Exercise prompt. Reproduce as a numbered list the rows below, from the row containing "check-icon: ✓ bbox=[75, 594, 83, 603]" up to and including the row containing "voice-badge: ✓ VOICE bbox=[71, 470, 120, 484]", omitting any blank lines.

Source rows:
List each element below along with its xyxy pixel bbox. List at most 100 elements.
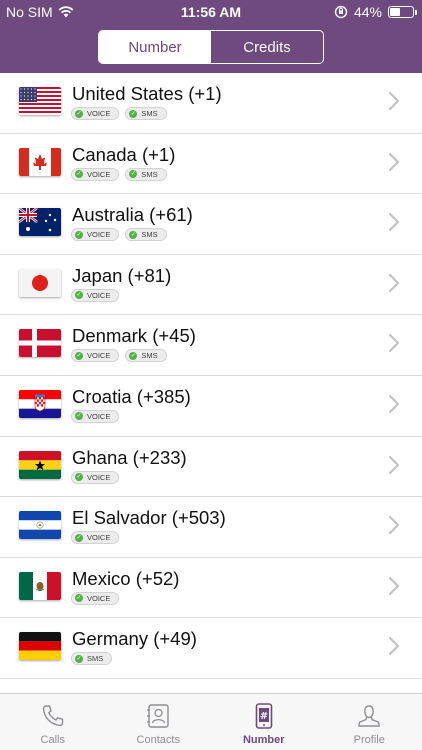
check-icon: ✓ bbox=[75, 594, 83, 603]
country-name: Ghana (+233) bbox=[72, 446, 187, 468]
badge-label: SMS bbox=[141, 169, 158, 179]
capability-badges: ✓ VOICE bbox=[71, 531, 120, 545]
check-icon: ✓ bbox=[129, 170, 138, 179]
voice-badge: ✓ VOICE bbox=[71, 288, 120, 302]
country-row[interactable]: Denmark (+45) ✓ VOICE ✓ SMS bbox=[0, 315, 422, 376]
el-salvador-flag-icon bbox=[19, 511, 61, 540]
country-row[interactable]: Ghana (+233) ✓ VOICE bbox=[0, 437, 422, 498]
country-list: United States (+1) ✓ VOICE ✓ SMS Canada (+1) ✓… bbox=[0, 73, 422, 693]
country-name: Croatia (+385) bbox=[72, 385, 191, 407]
contacts-icon bbox=[147, 704, 169, 728]
country-name: Denmark (+45) bbox=[72, 325, 196, 347]
tab-contacts[interactable]: Contacts bbox=[106, 694, 212, 750]
tab-bar: Calls Contacts # Number Profile bbox=[0, 693, 422, 750]
country-row[interactable]: Japan (+81) ✓ VOICE bbox=[0, 255, 422, 316]
country-row[interactable]: Canada (+1) ✓ VOICE ✓ SMS bbox=[0, 134, 422, 195]
voice-badge: ✓ VOICE bbox=[71, 470, 120, 484]
check-icon: ✓ bbox=[75, 109, 83, 118]
badge-label: VOICE bbox=[87, 290, 111, 300]
capability-badges: ✓ VOICE bbox=[71, 591, 120, 605]
country-row[interactable]: Croatia (+385) ✓ VOICE bbox=[0, 376, 422, 437]
badge-label: SMS bbox=[141, 109, 158, 118]
capability-badges: ✓ VOICE ✓ SMS bbox=[71, 349, 167, 363]
tab-number[interactable]: # Number bbox=[211, 694, 317, 750]
country-name: Canada (+1) bbox=[72, 143, 176, 165]
japan-flag-icon bbox=[19, 268, 61, 297]
country-row[interactable]: Australia (+61) ✓ VOICE ✓ SMS bbox=[0, 194, 422, 255]
check-icon: ✓ bbox=[75, 654, 83, 663]
country-name: United States (+1) bbox=[72, 83, 222, 104]
us-flag-icon bbox=[19, 87, 61, 115]
sms-badge: ✓ SMS bbox=[125, 107, 167, 120]
country-row[interactable]: Germany (+49) ✓ SMS bbox=[0, 618, 422, 679]
capability-badges: ✓ VOICE ✓ SMS bbox=[71, 228, 167, 242]
badge-label: SMS bbox=[141, 351, 158, 361]
tab-number-label: Number bbox=[242, 734, 285, 746]
badge-label: SMS bbox=[141, 230, 158, 240]
voice-badge: ✓ VOICE bbox=[71, 591, 120, 605]
denmark-flag-icon bbox=[19, 329, 61, 358]
capability-badges: ✓ VOICE bbox=[71, 470, 120, 484]
croatia-flag-icon bbox=[19, 389, 61, 418]
sms-badge: ✓ SMS bbox=[125, 349, 167, 363]
check-icon: ✓ bbox=[75, 351, 83, 360]
check-icon: ✓ bbox=[129, 351, 138, 360]
segment-number[interactable]: Number bbox=[99, 31, 211, 63]
battery-percent: 44% bbox=[353, 4, 382, 20]
capability-badges: ✓ VOICE bbox=[71, 409, 120, 423]
country-name: Mexico (+52) bbox=[72, 567, 180, 589]
chevron-right-icon bbox=[388, 212, 400, 232]
check-icon: ✓ bbox=[129, 230, 138, 239]
check-icon: ✓ bbox=[75, 533, 83, 542]
tab-calls[interactable]: Calls bbox=[0, 694, 106, 750]
capability-badges: ✓ SMS bbox=[71, 652, 113, 666]
number-icon: # bbox=[255, 703, 273, 729]
canada-flag-icon bbox=[19, 147, 61, 176]
germany-flag-icon bbox=[19, 632, 61, 661]
badge-label: VOICE bbox=[87, 472, 111, 482]
tab-profile[interactable]: Profile bbox=[317, 694, 422, 750]
check-icon: ✓ bbox=[75, 412, 83, 421]
chevron-right-icon bbox=[388, 91, 400, 111]
sms-badge: ✓ SMS bbox=[71, 652, 113, 666]
tab-contacts-label: Contacts bbox=[136, 734, 180, 746]
country-row[interactable]: Mexico (+52) ✓ VOICE bbox=[0, 558, 422, 619]
tab-profile-label: Profile bbox=[353, 734, 385, 746]
voice-badge: ✓ VOICE bbox=[71, 531, 120, 545]
voice-badge: ✓ VOICE bbox=[71, 409, 120, 423]
capability-badges: ✓ VOICE bbox=[71, 288, 120, 302]
header-bar: No SIM 11:56 AM 44% Number Credits bbox=[0, 0, 422, 73]
check-icon: ✓ bbox=[129, 109, 138, 118]
country-row[interactable]: United States (+1) ✓ VOICE ✓ SMS bbox=[0, 73, 422, 134]
sms-badge: ✓ SMS bbox=[125, 228, 167, 242]
country-name: El Salvador (+503) bbox=[72, 507, 226, 529]
battery-icon bbox=[388, 6, 417, 18]
segmented-control: Number Credits bbox=[98, 30, 324, 64]
country-row[interactable]: El Salvador (+503) ✓ VOICE bbox=[0, 497, 422, 558]
chevron-right-icon bbox=[388, 636, 400, 656]
check-icon: ✓ bbox=[75, 170, 83, 179]
chevron-right-icon bbox=[388, 394, 400, 414]
segment-credits[interactable]: Credits bbox=[211, 31, 323, 63]
voice-badge: ✓ VOICE bbox=[71, 107, 120, 120]
status-bar: No SIM 11:56 AM 44% bbox=[0, 0, 422, 24]
chevron-right-icon bbox=[388, 576, 400, 596]
profile-icon bbox=[358, 705, 380, 727]
country-name: Australia (+61) bbox=[72, 204, 193, 226]
voice-badge: ✓ VOICE bbox=[71, 349, 120, 363]
badge-label: VOICE bbox=[87, 351, 111, 361]
badge-label: SMS bbox=[87, 654, 104, 664]
chevron-right-icon bbox=[388, 152, 400, 172]
ghana-flag-icon bbox=[19, 450, 61, 479]
country-name: Japan (+81) bbox=[72, 264, 172, 286]
voice-badge: ✓ VOICE bbox=[71, 228, 120, 242]
chevron-right-icon bbox=[388, 333, 400, 353]
rotation-lock-icon bbox=[334, 5, 348, 19]
phone-icon bbox=[42, 705, 63, 727]
badge-label: VOICE bbox=[87, 109, 111, 118]
check-icon: ✓ bbox=[75, 473, 83, 482]
svg-text:#: # bbox=[260, 711, 268, 722]
sms-badge: ✓ SMS bbox=[125, 167, 167, 181]
check-icon: ✓ bbox=[75, 291, 83, 300]
badge-label: VOICE bbox=[87, 533, 111, 543]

Task result.
1. check-icon: ✓ bbox=[75, 594, 83, 603]
2. country-name: Ghana (+233) bbox=[72, 446, 187, 468]
3. badge-label: SMS bbox=[141, 169, 158, 179]
4. capability-badges: ✓ VOICE bbox=[71, 531, 120, 545]
5. check-icon: ✓ bbox=[129, 170, 138, 179]
6. voice-badge: ✓ VOICE bbox=[71, 288, 120, 302]
7. country-row[interactable]: Denmark (+45) ✓ VOICE ✓ SMS bbox=[0, 315, 422, 376]
8. el-salvador-flag-icon bbox=[19, 511, 61, 540]
9. country-row[interactable]: Ghana (+233) ✓ VOICE bbox=[0, 437, 422, 498]
10. country-list: United States (+1) ✓ VOICE ✓ SMS Canada (+1) ✓… bbox=[0, 73, 422, 693]
11. country-name: Croatia (+385) bbox=[72, 385, 191, 407]
12. contacts-icon bbox=[147, 704, 169, 728]
13. country-name: Denmark (+45) bbox=[72, 325, 196, 347]
14. tab-contacts[interactable]: Contacts bbox=[106, 694, 212, 750]
15. tab-bar: Calls Contacts # Number Profile bbox=[0, 693, 422, 750]
16. country-row[interactable]: Japan (+81) ✓ VOICE bbox=[0, 255, 422, 316]
17. country-row[interactable]: Canada (+1) ✓ VOICE ✓ SMS bbox=[0, 134, 422, 195]
18. voice-badge: ✓ VOICE bbox=[71, 470, 120, 484]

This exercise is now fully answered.